▶ **EXERCISE REQUIREMENTS**: Without the pictures, copy the entries below word for word.

▶ **DATA**:
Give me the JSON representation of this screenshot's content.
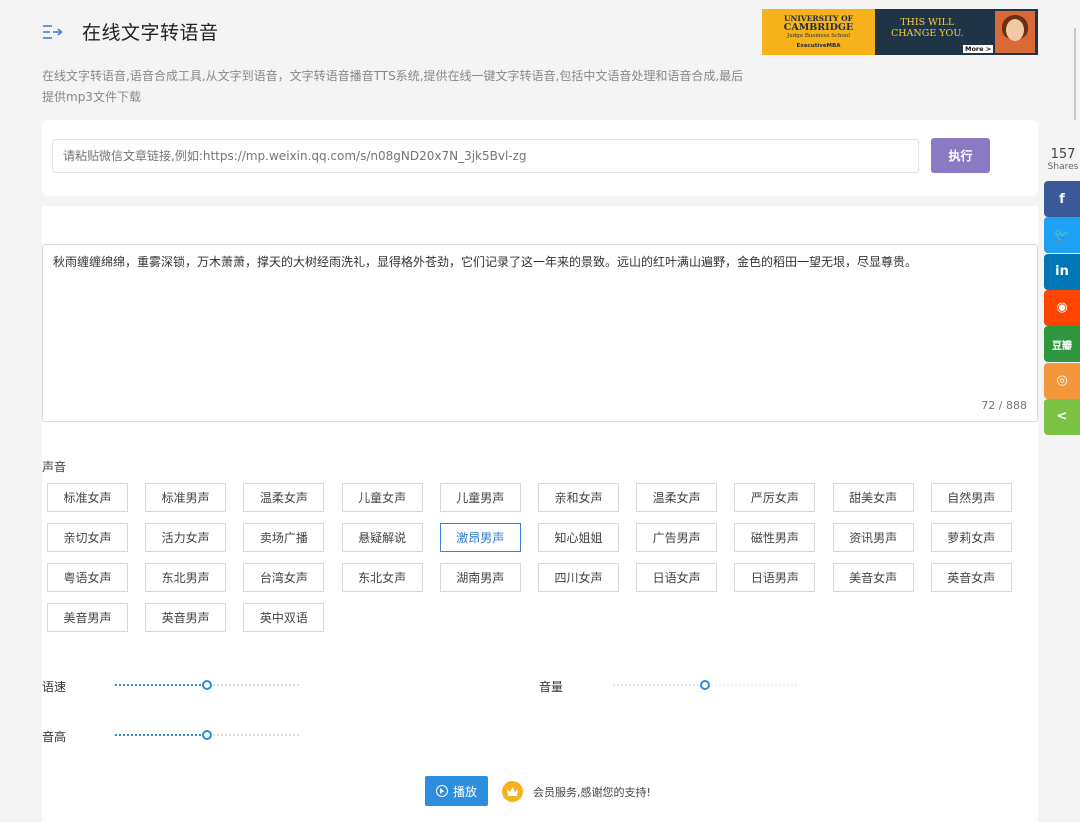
{
  "header": {
    "title": "在线文字转语音",
    "menu_icon": "menu-arrow-icon"
  },
  "ad": {
    "univ_line1": "UNIVERSITY OF",
    "univ_line2": "CAMBRIDGE",
    "univ_line3": "Judge Business School",
    "univ_line4": "ExecutiveMBA",
    "tagline_1": "THIS WILL",
    "tagline_2": "CHANGE YOU.",
    "more": "More >"
  },
  "description": "在线文字转语音,语音合成工具,从文字到语音，文字转语音播音TTS系统,提供在线一键文字转语音,包括中文语音处理和语音合成,最后提供mp3文件下载",
  "url_form": {
    "placeholder": "请粘贴微信文章链接,例如:https://mp.weixin.qq.com/s/n08gND20x7N_3jk5Bvl-zg",
    "value": "",
    "execute_label": "执行"
  },
  "editor": {
    "text": "秋雨缠缠绵绵，重雾深锁，万木萧萧，撑天的大树经雨洗礼，显得格外苍劲，它们记录了这一年来的景致。远山的红叶满山遍野，金色的稻田一望无垠，尽显尊贵。",
    "counter": "72 / 888"
  },
  "voices": {
    "label": "声音",
    "selected": "激昂男声",
    "items": [
      "标准女声",
      "标准男声",
      "温柔女声",
      "儿童女声",
      "儿童男声",
      "亲和女声",
      "温柔女声",
      "严厉女声",
      "甜美女声",
      "自然男声",
      "亲切女声",
      "活力女声",
      "卖场广播",
      "悬疑解说",
      "激昂男声",
      "知心姐姐",
      "广告男声",
      "磁性男声",
      "资讯男声",
      "萝莉女声",
      "粤语女声",
      "东北男声",
      "台湾女声",
      "东北女声",
      "湖南男声",
      "四川女声",
      "日语女声",
      "日语男声",
      "美音女声",
      "英音女声",
      "美音男声",
      "英音男声",
      "英中双语"
    ]
  },
  "sliders": {
    "speed": {
      "label": "语速",
      "value": 0.5
    },
    "volume": {
      "label": "音量",
      "value": 0.5
    },
    "pitch": {
      "label": "音高",
      "value": 0.5
    }
  },
  "actions": {
    "play_label": "播放",
    "member_text": "会员服务,感谢您的支持!"
  },
  "share": {
    "count": "157",
    "count_label": "Shares",
    "items": [
      {
        "name": "facebook",
        "glyph": "f",
        "color": "#3b5998"
      },
      {
        "name": "twitter",
        "glyph": "🐦",
        "color": "#1da1f2"
      },
      {
        "name": "linkedin",
        "glyph": "in",
        "color": "#0077b5"
      },
      {
        "name": "reddit",
        "glyph": "◉",
        "color": "#ff4500"
      },
      {
        "name": "douban",
        "glyph": "豆瓣",
        "color": "#2e963d"
      },
      {
        "name": "weibo",
        "glyph": "◎",
        "color": "#f3973b"
      },
      {
        "name": "share",
        "glyph": "<",
        "color": "#7bc143"
      }
    ]
  }
}
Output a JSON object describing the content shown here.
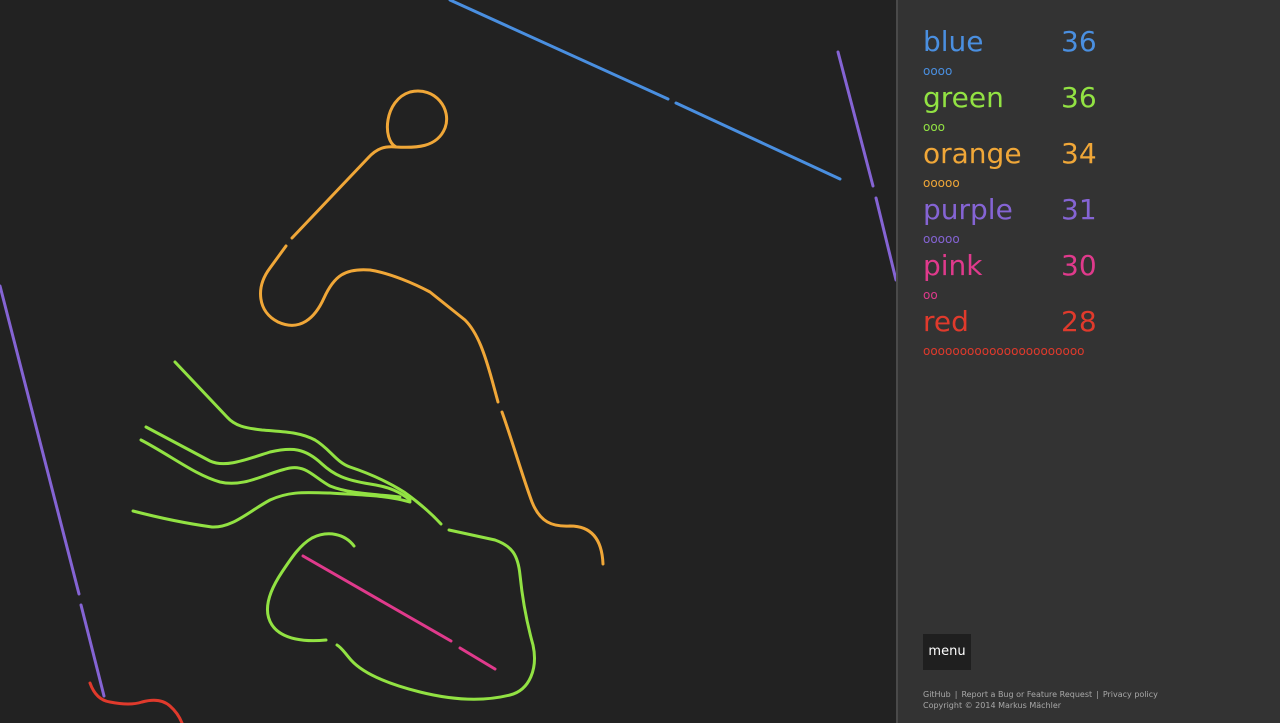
{
  "players": [
    {
      "name": "blue",
      "score": "36",
      "lives": "oooo",
      "color": "#4a8fe0"
    },
    {
      "name": "green",
      "score": "36",
      "lives": "ooo",
      "color": "#92e243"
    },
    {
      "name": "orange",
      "score": "34",
      "lives": "ooooo",
      "color": "#f0a738"
    },
    {
      "name": "purple",
      "score": "31",
      "lives": "ooooo",
      "color": "#8564d4"
    },
    {
      "name": "pink",
      "score": "30",
      "lives": "oo",
      "color": "#e03a8c"
    },
    {
      "name": "red",
      "score": "28",
      "lives": "oooooooooooooooooooooo",
      "color": "#e03a2c"
    }
  ],
  "menu": {
    "label": "menu"
  },
  "footer": {
    "links": [
      "GitHub",
      "Report a Bug or Feature Request",
      "Privacy policy"
    ],
    "separator": "|",
    "copyright": "Copyright © 2014 Markus Mächler"
  },
  "colors": {
    "canvas_background": "#222222",
    "sidebar_background": "#333333"
  }
}
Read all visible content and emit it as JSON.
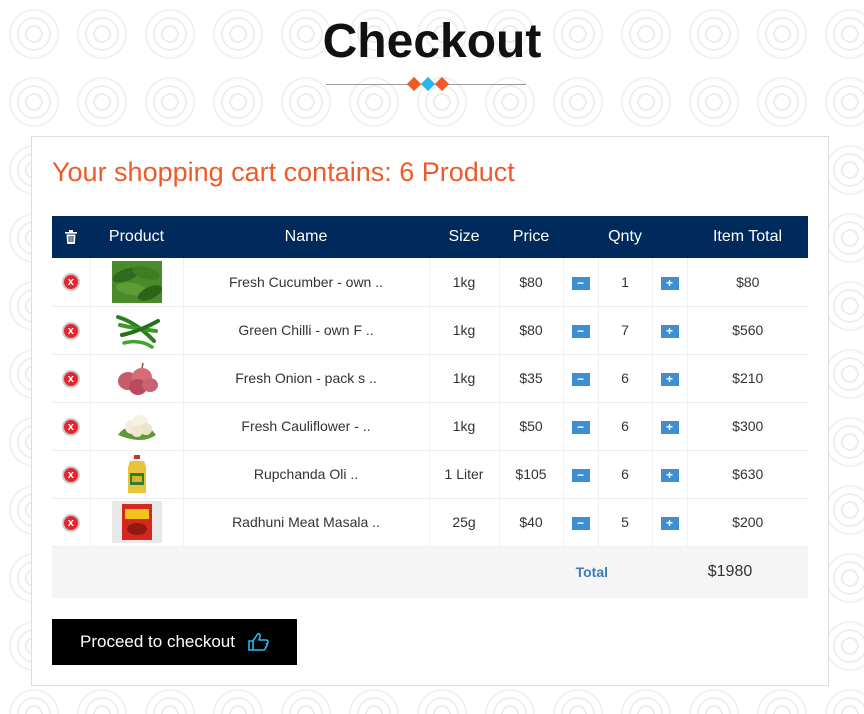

▶ **ANSWER IN FULL**:
Give me the JSON representation of this screenshot's content.
{
  "header": {
    "title": "在线文字转语音",
    "menu_icon": "menu-arrow-icon"
  },
  "ad": {
    "univ_line1": "UNIVERSITY OF",
    "univ_line2": "CAMBRIDGE",
    "univ_line3": "Judge Business School",
    "univ_line4": "ExecutiveMBA",
    "tagline_1": "THIS WILL",
    "tagline_2": "CHANGE YOU.",
    "more": "More >"
  },
  "description": "在线文字转语音,语音合成工具,从文字到语音，文字转语音播音TTS系统,提供在线一键文字转语音,包括中文语音处理和语音合成,最后提供mp3文件下载",
  "url_form": {
    "placeholder": "请粘贴微信文章链接,例如:https://mp.weixin.qq.com/s/n08gND20x7N_3jk5Bvl-zg",
    "value": "",
    "execute_label": "执行"
  },
  "editor": {
    "text": "秋雨缠缠绵绵，重雾深锁，万木萧萧，撑天的大树经雨洗礼，显得格外苍劲，它们记录了这一年来的景致。远山的红叶满山遍野，金色的稻田一望无垠，尽显尊贵。",
    "counter": "72 / 888"
  },
  "voices": {
    "label": "声音",
    "selected": "激昂男声",
    "items": [
      "标准女声",
      "标准男声",
      "温柔女声",
      "儿童女声",
      "儿童男声",
      "亲和女声",
      "温柔女声",
      "严厉女声",
      "甜美女声",
      "自然男声",
      "亲切女声",
      "活力女声",
      "卖场广播",
      "悬疑解说",
      "激昂男声",
      "知心姐姐",
      "广告男声",
      "磁性男声",
      "资讯男声",
      "萝莉女声",
      "粤语女声",
      "东北男声",
      "台湾女声",
      "东北女声",
      "湖南男声",
      "四川女声",
      "日语女声",
      "日语男声",
      "美音女声",
      "英音女声",
      "美音男声",
      "英音男声",
      "英中双语"
    ]
  },
  "sliders": {
    "speed": {
      "label": "语速",
      "value": 0.5
    },
    "volume": {
      "label": "音量",
      "value": 0.5
    },
    "pitch": {
      "label": "音高",
      "value": 0.5
    }
  },
  "actions": {
    "play_label": "播放",
    "member_text": "会员服务,感谢您的支持!"
  },
  "share": {
    "count": "157",
    "count_label": "Shares",
    "items": [
      {
        "name": "facebook",
        "glyph": "f",
        "color": "#3b5998"
      },
      {
        "name": "twitter",
        "glyph": "🐦",
        "color": "#1da1f2"
      },
      {
        "name": "linkedin",
        "glyph": "in",
        "color": "#0077b5"
      },
      {
        "name": "reddit",
        "glyph": "◉",
        "color": "#ff4500"
      },
      {
        "name": "douban",
        "glyph": "豆瓣",
        "color": "#2e963d"
      },
      {
        "name": "weibo",
        "glyph": "◎",
        "color": "#f3973b"
      },
      {
        "name": "share",
        "glyph": "<",
        "color": "#7bc143"
      }
    ]
  }
}
Output a JSON object describing the content shown here.
{
  "players": [
    {
      "name": "blue",
      "score": "36",
      "lives": "oooo",
      "color": "#4a8fe0"
    },
    {
      "name": "green",
      "score": "36",
      "lives": "ooo",
      "color": "#92e243"
    },
    {
      "name": "orange",
      "score": "34",
      "lives": "ooooo",
      "color": "#f0a738"
    },
    {
      "name": "purple",
      "score": "31",
      "lives": "ooooo",
      "color": "#8564d4"
    },
    {
      "name": "pink",
      "score": "30",
      "lives": "oo",
      "color": "#e03a8c"
    },
    {
      "name": "red",
      "score": "28",
      "lives": "oooooooooooooooooooooo",
      "color": "#e03a2c"
    }
  ],
  "menu": {
    "label": "menu"
  },
  "footer": {
    "links": [
      "GitHub",
      "Report a Bug or Feature Request",
      "Privacy policy"
    ],
    "separator": "|",
    "copyright": "Copyright © 2014 Markus Mächler"
  },
  "colors": {
    "canvas_background": "#222222",
    "sidebar_background": "#333333"
  }
}
Read all visible content and emit it as JSON.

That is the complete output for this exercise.